| Dataset records |
+---+

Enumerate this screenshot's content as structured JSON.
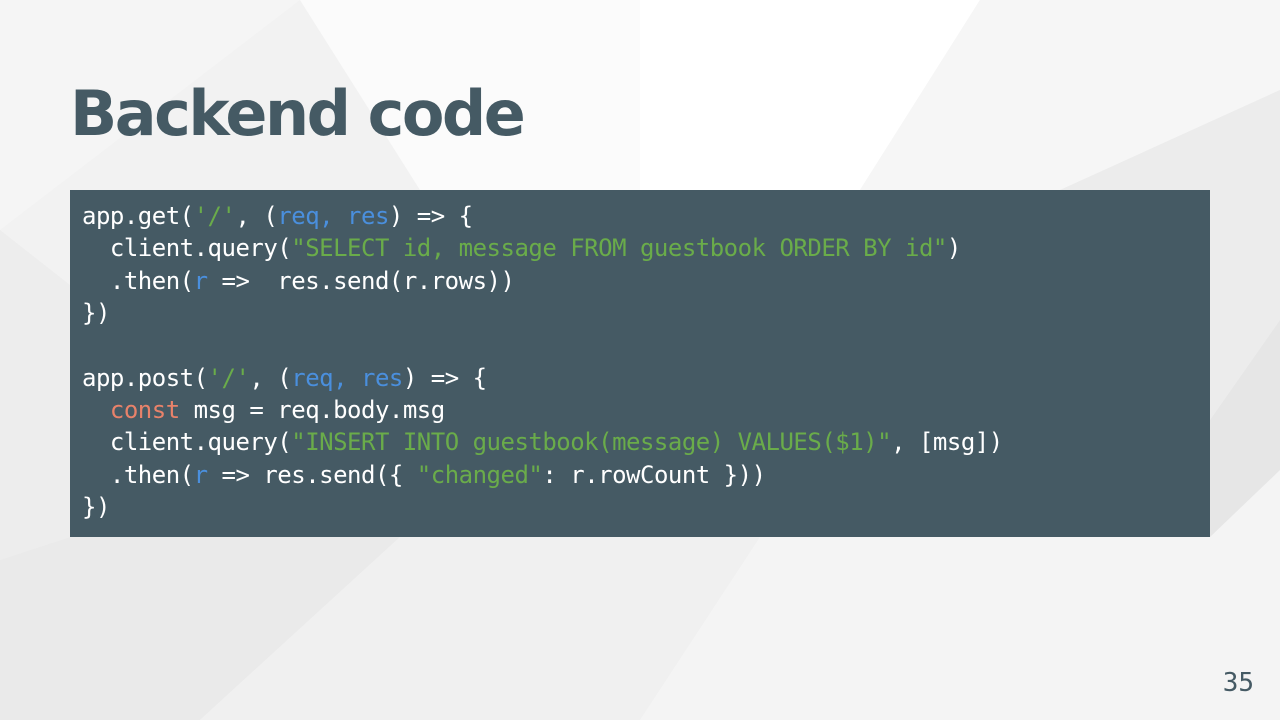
{
  "slide": {
    "title": "Backend code",
    "page_number": "35"
  },
  "colors": {
    "title": "#455a64",
    "code_background": "#455a64",
    "code_text": "#ffffff",
    "string": "#6aac4a",
    "parameter": "#4a8fdd",
    "keyword": "#e8826a"
  },
  "code": {
    "language": "javascript",
    "lines": [
      [
        [
          "t",
          "app.get("
        ],
        [
          "s",
          "'/'"
        ],
        [
          "t",
          ", ("
        ],
        [
          "p",
          "req, res"
        ],
        [
          "t",
          ") => {"
        ]
      ],
      [
        [
          "t",
          "  client.query("
        ],
        [
          "s",
          "\"SELECT id, message FROM guestbook ORDER BY id\""
        ],
        [
          "t",
          ")"
        ]
      ],
      [
        [
          "t",
          "  .then("
        ],
        [
          "p",
          "r"
        ],
        [
          "t",
          " =>  res.send(r.rows))"
        ]
      ],
      [
        [
          "t",
          "})"
        ]
      ],
      [
        [
          "t",
          ""
        ]
      ],
      [
        [
          "t",
          "app.post("
        ],
        [
          "s",
          "'/'"
        ],
        [
          "t",
          ", ("
        ],
        [
          "p",
          "req, res"
        ],
        [
          "t",
          ") => {"
        ]
      ],
      [
        [
          "t",
          "  "
        ],
        [
          "k",
          "const"
        ],
        [
          "t",
          " msg = req.body.msg"
        ]
      ],
      [
        [
          "t",
          "  client.query("
        ],
        [
          "s",
          "\"INSERT INTO guestbook(message) VALUES($1)\""
        ],
        [
          "t",
          ", [msg])"
        ]
      ],
      [
        [
          "t",
          "  .then("
        ],
        [
          "p",
          "r"
        ],
        [
          "t",
          " => res.send({ "
        ],
        [
          "s",
          "\"changed\""
        ],
        [
          "t",
          ": r.rowCount }))"
        ]
      ],
      [
        [
          "t",
          "})"
        ]
      ]
    ]
  }
}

+---+

| Exercise instructions |
The material above holds pictures; copy everything else in it exactly.

| Exercise output |
Enumerate this screenshot's content as structured JSON.
{
  "slide": {
    "title": "Backend code",
    "page_number": "35"
  },
  "colors": {
    "title": "#455a64",
    "code_background": "#455a64",
    "code_text": "#ffffff",
    "string": "#6aac4a",
    "parameter": "#4a8fdd",
    "keyword": "#e8826a"
  },
  "code": {
    "language": "javascript",
    "lines": [
      [
        [
          "t",
          "app.get("
        ],
        [
          "s",
          "'/'"
        ],
        [
          "t",
          ", ("
        ],
        [
          "p",
          "req, res"
        ],
        [
          "t",
          ") => {"
        ]
      ],
      [
        [
          "t",
          "  client.query("
        ],
        [
          "s",
          "\"SELECT id, message FROM guestbook ORDER BY id\""
        ],
        [
          "t",
          ")"
        ]
      ],
      [
        [
          "t",
          "  .then("
        ],
        [
          "p",
          "r"
        ],
        [
          "t",
          " =>  res.send(r.rows))"
        ]
      ],
      [
        [
          "t",
          "})"
        ]
      ],
      [
        [
          "t",
          ""
        ]
      ],
      [
        [
          "t",
          "app.post("
        ],
        [
          "s",
          "'/'"
        ],
        [
          "t",
          ", ("
        ],
        [
          "p",
          "req, res"
        ],
        [
          "t",
          ") => {"
        ]
      ],
      [
        [
          "t",
          "  "
        ],
        [
          "k",
          "const"
        ],
        [
          "t",
          " msg = req.body.msg"
        ]
      ],
      [
        [
          "t",
          "  client.query("
        ],
        [
          "s",
          "\"INSERT INTO guestbook(message) VALUES($1)\""
        ],
        [
          "t",
          ", [msg])"
        ]
      ],
      [
        [
          "t",
          "  .then("
        ],
        [
          "p",
          "r"
        ],
        [
          "t",
          " => res.send({ "
        ],
        [
          "s",
          "\"changed\""
        ],
        [
          "t",
          ": r.rowCount }))"
        ]
      ],
      [
        [
          "t",
          "})"
        ]
      ]
    ]
  }
}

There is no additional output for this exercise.